■ WHAT TO WORK ON
Each record below should be written out again exactly as given.

Collected data entries

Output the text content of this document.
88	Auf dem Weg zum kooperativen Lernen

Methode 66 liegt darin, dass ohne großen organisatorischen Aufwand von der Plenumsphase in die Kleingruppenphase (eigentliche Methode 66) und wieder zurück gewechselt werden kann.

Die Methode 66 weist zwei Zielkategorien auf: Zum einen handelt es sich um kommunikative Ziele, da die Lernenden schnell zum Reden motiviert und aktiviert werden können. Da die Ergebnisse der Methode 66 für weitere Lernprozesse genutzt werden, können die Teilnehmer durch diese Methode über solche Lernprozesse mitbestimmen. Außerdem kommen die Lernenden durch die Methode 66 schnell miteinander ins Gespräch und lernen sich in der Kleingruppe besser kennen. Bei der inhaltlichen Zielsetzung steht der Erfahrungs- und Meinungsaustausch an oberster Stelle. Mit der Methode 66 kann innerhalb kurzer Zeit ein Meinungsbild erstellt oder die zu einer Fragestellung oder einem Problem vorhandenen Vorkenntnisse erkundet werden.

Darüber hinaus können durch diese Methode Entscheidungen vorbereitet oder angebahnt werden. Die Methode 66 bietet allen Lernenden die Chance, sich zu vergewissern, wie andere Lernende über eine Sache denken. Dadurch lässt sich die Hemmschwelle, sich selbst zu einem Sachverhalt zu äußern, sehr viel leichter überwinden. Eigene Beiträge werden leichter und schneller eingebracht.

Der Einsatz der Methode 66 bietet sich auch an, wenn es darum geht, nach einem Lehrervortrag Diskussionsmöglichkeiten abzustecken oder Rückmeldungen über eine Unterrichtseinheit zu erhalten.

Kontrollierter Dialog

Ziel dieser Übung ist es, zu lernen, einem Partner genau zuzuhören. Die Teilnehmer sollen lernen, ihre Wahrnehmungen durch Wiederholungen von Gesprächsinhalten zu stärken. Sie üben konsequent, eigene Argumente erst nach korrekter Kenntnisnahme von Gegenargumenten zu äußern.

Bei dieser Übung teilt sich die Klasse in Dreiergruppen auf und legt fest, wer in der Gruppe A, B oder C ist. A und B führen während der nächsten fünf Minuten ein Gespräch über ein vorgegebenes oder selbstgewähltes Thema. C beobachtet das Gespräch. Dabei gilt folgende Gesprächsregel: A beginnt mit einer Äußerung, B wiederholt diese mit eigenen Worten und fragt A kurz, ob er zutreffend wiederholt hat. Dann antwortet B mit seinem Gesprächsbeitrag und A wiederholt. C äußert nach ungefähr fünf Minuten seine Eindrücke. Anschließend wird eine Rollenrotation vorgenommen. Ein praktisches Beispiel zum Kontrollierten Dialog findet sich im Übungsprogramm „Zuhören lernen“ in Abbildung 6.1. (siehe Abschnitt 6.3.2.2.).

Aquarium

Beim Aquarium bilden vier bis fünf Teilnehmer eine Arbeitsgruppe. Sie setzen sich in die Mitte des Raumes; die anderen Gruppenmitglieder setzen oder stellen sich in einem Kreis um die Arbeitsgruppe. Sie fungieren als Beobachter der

■ RESPONSE
Output the text content of this document.
88	Auf dem Weg zum kooperativen Lernen

Methode 66 liegt darin, dass ohne großen organisatorischen Aufwand von der Plenumsphase in die Kleingruppenphase (eigentliche Methode 66) und wieder zurück gewechselt werden kann.

Die Methode 66 weist zwei Zielkategorien auf: Zum einen handelt es sich um kommunikative Ziele, da die Lernenden schnell zum Reden motiviert und aktiviert werden können. Da die Ergebnisse der Methode 66 für weitere Lernprozesse genutzt werden, können die Teilnehmer durch diese Methode über solche Lernprozesse mitbestimmen. Außerdem kommen die Lernenden durch die Methode 66 schnell miteinander ins Gespräch und lernen sich in der Kleingruppe besser kennen. Bei der inhaltlichen Zielsetzung steht der Erfahrungs- und Meinungsaustausch an oberster Stelle. Mit der Methode 66 kann innerhalb kurzer Zeit ein Meinungsbild erstellt oder die zu einer Fragestellung oder einem Problem vorhandenen Vorkenntnisse erkundet werden.

Darüber hinaus können durch diese Methode Entscheidungen vorbereitet oder angebahnt werden. Die Methode 66 bietet allen Lernenden die Chance, sich zu vergewissern, wie andere Lernende über eine Sache denken. Dadurch lässt sich die Hemmschwelle, sich selbst zu einem Sachverhalt zu äußern, sehr viel leichter überwinden. Eigene Beiträge werden leichter und schneller eingebracht.

Der Einsatz der Methode 66 bietet sich auch an, wenn es darum geht, nach einem Lehrervortrag Diskussionsmöglichkeiten abzustecken oder Rückmeldungen über eine Unterrichtseinheit zu erhalten.

Kontrollierter Dialog

Ziel dieser Übung ist es, zu lernen, einem Partner genau zuzuhören. Die Teilnehmer sollen lernen, ihre Wahrnehmungen durch Wiederholungen von Gesprächsinhalten zu stärken. Sie üben konsequent, eigene Argumente erst nach korrekter Kenntnisnahme von Gegenargumenten zu äußern.

Bei dieser Übung teilt sich die Klasse in Dreiergruppen auf und legt fest, wer in der Gruppe A, B oder C ist. A und B führen während der nächsten fünf Minuten ein Gespräch über ein vorgegebenes oder selbstgewähltes Thema. C beobachtet das Gespräch. Dabei gilt folgende Gesprächsregel: A beginnt mit einer Äußerung, B wiederholt diese mit eigenen Worten und fragt A kurz, ob er zutreffend wiederholt hat. Dann antwortet B mit seinem Gesprächsbeitrag und A wiederholt. C äußert nach ungefähr fünf Minuten seine Eindrücke. Anschließend wird eine Rollenrotation vorgenommen. Ein praktisches Beispiel zum Kontrollierten Dialog findet sich im Übungsprogramm „Zuhören lernen“ in Abbildung 6.1. (siehe Abschnitt 6.3.2.2.).

Aquarium

Beim Aquarium bilden vier bis fünf Teilnehmer eine Arbeitsgruppe. Sie setzen sich in die Mitte des Raumes; die anderen Gruppenmitglieder setzen oder stellen sich in einem Kreis um die Arbeitsgruppe. Sie fungieren als Beobachter der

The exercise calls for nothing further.